==== Data for processing
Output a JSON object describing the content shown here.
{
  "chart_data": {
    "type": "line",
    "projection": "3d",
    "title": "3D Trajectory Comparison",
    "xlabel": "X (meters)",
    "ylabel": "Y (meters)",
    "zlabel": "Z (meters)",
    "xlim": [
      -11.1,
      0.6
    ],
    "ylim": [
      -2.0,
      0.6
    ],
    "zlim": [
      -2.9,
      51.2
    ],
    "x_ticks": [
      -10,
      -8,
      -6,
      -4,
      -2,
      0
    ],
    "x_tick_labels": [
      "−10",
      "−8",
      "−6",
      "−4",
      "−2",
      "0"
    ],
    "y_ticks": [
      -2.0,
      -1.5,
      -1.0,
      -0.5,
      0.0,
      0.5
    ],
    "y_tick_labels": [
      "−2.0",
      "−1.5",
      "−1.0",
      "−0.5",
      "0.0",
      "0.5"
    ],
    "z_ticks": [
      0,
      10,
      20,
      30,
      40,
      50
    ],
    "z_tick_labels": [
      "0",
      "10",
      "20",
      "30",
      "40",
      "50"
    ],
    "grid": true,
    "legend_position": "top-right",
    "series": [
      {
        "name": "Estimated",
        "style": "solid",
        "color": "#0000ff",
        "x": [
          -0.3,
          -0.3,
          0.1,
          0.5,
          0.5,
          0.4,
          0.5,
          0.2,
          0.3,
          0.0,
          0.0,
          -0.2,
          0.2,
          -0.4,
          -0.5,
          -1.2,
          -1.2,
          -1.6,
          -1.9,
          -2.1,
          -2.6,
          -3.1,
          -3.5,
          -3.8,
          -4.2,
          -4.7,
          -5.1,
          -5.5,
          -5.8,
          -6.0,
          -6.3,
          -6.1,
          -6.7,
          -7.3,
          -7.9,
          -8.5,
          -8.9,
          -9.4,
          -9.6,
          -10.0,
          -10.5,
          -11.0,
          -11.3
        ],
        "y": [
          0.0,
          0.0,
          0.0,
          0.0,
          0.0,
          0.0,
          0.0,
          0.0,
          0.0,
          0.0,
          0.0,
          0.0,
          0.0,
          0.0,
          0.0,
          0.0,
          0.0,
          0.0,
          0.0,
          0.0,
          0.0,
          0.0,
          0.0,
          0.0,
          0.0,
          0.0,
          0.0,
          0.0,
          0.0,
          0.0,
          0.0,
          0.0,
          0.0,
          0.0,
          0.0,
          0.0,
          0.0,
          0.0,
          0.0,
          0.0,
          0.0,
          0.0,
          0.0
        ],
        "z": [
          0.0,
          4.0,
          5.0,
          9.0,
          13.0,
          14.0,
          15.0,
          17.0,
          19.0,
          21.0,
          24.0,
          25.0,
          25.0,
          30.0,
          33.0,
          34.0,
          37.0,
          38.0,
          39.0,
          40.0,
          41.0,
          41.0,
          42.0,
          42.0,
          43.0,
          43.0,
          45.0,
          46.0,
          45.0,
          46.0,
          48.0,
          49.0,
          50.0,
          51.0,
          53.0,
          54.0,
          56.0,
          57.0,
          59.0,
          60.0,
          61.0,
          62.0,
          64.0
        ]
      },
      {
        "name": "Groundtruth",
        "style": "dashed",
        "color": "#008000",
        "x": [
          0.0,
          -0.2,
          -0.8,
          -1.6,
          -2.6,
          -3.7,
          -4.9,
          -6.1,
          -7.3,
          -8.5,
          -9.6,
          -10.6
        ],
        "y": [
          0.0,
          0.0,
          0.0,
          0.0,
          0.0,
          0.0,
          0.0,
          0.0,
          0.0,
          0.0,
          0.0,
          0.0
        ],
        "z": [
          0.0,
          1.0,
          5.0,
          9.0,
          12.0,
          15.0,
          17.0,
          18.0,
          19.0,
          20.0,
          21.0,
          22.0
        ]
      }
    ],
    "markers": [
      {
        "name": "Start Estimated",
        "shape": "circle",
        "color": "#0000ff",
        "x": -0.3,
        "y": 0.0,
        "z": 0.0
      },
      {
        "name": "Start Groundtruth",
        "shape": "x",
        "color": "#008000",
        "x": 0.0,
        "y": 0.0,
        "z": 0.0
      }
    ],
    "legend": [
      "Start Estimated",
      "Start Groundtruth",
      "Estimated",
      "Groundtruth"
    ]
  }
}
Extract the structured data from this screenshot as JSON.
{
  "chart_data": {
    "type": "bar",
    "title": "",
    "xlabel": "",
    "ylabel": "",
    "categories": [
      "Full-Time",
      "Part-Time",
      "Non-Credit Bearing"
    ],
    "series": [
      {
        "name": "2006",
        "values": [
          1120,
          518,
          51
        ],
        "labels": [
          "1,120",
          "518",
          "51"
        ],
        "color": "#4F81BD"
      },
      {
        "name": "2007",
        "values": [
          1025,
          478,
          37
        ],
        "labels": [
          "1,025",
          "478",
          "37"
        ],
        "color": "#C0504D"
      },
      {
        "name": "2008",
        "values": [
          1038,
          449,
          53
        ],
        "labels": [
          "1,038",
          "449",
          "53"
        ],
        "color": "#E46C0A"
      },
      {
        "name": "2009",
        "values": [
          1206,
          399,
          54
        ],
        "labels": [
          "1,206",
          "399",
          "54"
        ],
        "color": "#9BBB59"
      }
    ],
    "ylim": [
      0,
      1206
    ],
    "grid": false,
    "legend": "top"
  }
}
========
What is being asked: From the records above, extract every entry verbatim.

In response:
Output a JSON object describing the content shown here.
{
  "chart_data": {
    "type": "line",
    "projection": "3d",
    "title": "3D Trajectory Comparison",
    "xlabel": "X (meters)",
    "ylabel": "Y (meters)",
    "zlabel": "Z (meters)",
    "xlim": [
      -11.1,
      0.6
    ],
    "ylim": [
      -2.0,
      0.6
    ],
    "zlim": [
      -2.9,
      51.2
    ],
    "x_ticks": [
      -10,
      -8,
      -6,
      -4,
      -2,
      0
    ],
    "x_tick_labels": [
      "−10",
      "−8",
      "−6",
      "−4",
      "−2",
      "0"
    ],
    "y_ticks": [
      -2.0,
      -1.5,
      -1.0,
      -0.5,
      0.0,
      0.5
    ],
    "y_tick_labels": [
      "−2.0",
      "−1.5",
      "−1.0",
      "−0.5",
      "0.0",
      "0.5"
    ],
    "z_ticks": [
      0,
      10,
      20,
      30,
      40,
      50
    ],
    "z_tick_labels": [
      "0",
      "10",
      "20",
      "30",
      "40",
      "50"
    ],
    "grid": true,
    "legend_position": "top-right",
    "series": [
      {
        "name": "Estimated",
        "style": "solid",
        "color": "#0000ff",
        "x": [
          -0.3,
          -0.3,
          0.1,
          0.5,
          0.5,
          0.4,
          0.5,
          0.2,
          0.3,
          0.0,
          0.0,
          -0.2,
          0.2,
          -0.4,
          -0.5,
          -1.2,
          -1.2,
          -1.6,
          -1.9,
          -2.1,
          -2.6,
          -3.1,
          -3.5,
          -3.8,
          -4.2,
          -4.7,
          -5.1,
          -5.5,
          -5.8,
          -6.0,
          -6.3,
          -6.1,
          -6.7,
          -7.3,
          -7.9,
          -8.5,
          -8.9,
          -9.4,
          -9.6,
          -10.0,
          -10.5,
          -11.0,
          -11.3
        ],
        "y": [
          0.0,
          0.0,
          0.0,
          0.0,
          0.0,
          0.0,
          0.0,
          0.0,
          0.0,
          0.0,
          0.0,
          0.0,
          0.0,
          0.0,
          0.0,
          0.0,
          0.0,
          0.0,
          0.0,
          0.0,
          0.0,
          0.0,
          0.0,
          0.0,
          0.0,
          0.0,
          0.0,
          0.0,
          0.0,
          0.0,
          0.0,
          0.0,
          0.0,
          0.0,
          0.0,
          0.0,
          0.0,
          0.0,
          0.0,
          0.0,
          0.0,
          0.0,
          0.0
        ],
        "z": [
          0.0,
          4.0,
          5.0,
          9.0,
          13.0,
          14.0,
          15.0,
          17.0,
          19.0,
          21.0,
          24.0,
          25.0,
          25.0,
          30.0,
          33.0,
          34.0,
          37.0,
          38.0,
          39.0,
          40.0,
          41.0,
          41.0,
          42.0,
          42.0,
          43.0,
          43.0,
          45.0,
          46.0,
          45.0,
          46.0,
          48.0,
          49.0,
          50.0,
          51.0,
          53.0,
          54.0,
          56.0,
          57.0,
          59.0,
          60.0,
          61.0,
          62.0,
          64.0
        ]
      },
      {
        "name": "Groundtruth",
        "style": "dashed",
        "color": "#008000",
        "x": [
          0.0,
          -0.2,
          -0.8,
          -1.6,
          -2.6,
          -3.7,
          -4.9,
          -6.1,
          -7.3,
          -8.5,
          -9.6,
          -10.6
        ],
        "y": [
          0.0,
          0.0,
          0.0,
          0.0,
          0.0,
          0.0,
          0.0,
          0.0,
          0.0,
          0.0,
          0.0,
          0.0
        ],
        "z": [
          0.0,
          1.0,
          5.0,
          9.0,
          12.0,
          15.0,
          17.0,
          18.0,
          19.0,
          20.0,
          21.0,
          22.0
        ]
      }
    ],
    "markers": [
      {
        "name": "Start Estimated",
        "shape": "circle",
        "color": "#0000ff",
        "x": -0.3,
        "y": 0.0,
        "z": 0.0
      },
      {
        "name": "Start Groundtruth",
        "shape": "x",
        "color": "#008000",
        "x": 0.0,
        "y": 0.0,
        "z": 0.0
      }
    ],
    "legend": [
      "Start Estimated",
      "Start Groundtruth",
      "Estimated",
      "Groundtruth"
    ]
  }
}
Extract the structured data from this screenshot as JSON.
{
  "chart_data": {
    "type": "bar",
    "title": "",
    "xlabel": "",
    "ylabel": "",
    "categories": [
      "Full-Time",
      "Part-Time",
      "Non-Credit Bearing"
    ],
    "series": [
      {
        "name": "2006",
        "values": [
          1120,
          518,
          51
        ],
        "labels": [
          "1,120",
          "518",
          "51"
        ],
        "color": "#4F81BD"
      },
      {
        "name": "2007",
        "values": [
          1025,
          478,
          37
        ],
        "labels": [
          "1,025",
          "478",
          "37"
        ],
        "color": "#C0504D"
      },
      {
        "name": "2008",
        "values": [
          1038,
          449,
          53
        ],
        "labels": [
          "1,038",
          "449",
          "53"
        ],
        "color": "#E46C0A"
      },
      {
        "name": "2009",
        "values": [
          1206,
          399,
          54
        ],
        "labels": [
          "1,206",
          "399",
          "54"
        ],
        "color": "#9BBB59"
      }
    ],
    "ylim": [
      0,
      1206
    ],
    "grid": false,
    "legend": "top"
  }
}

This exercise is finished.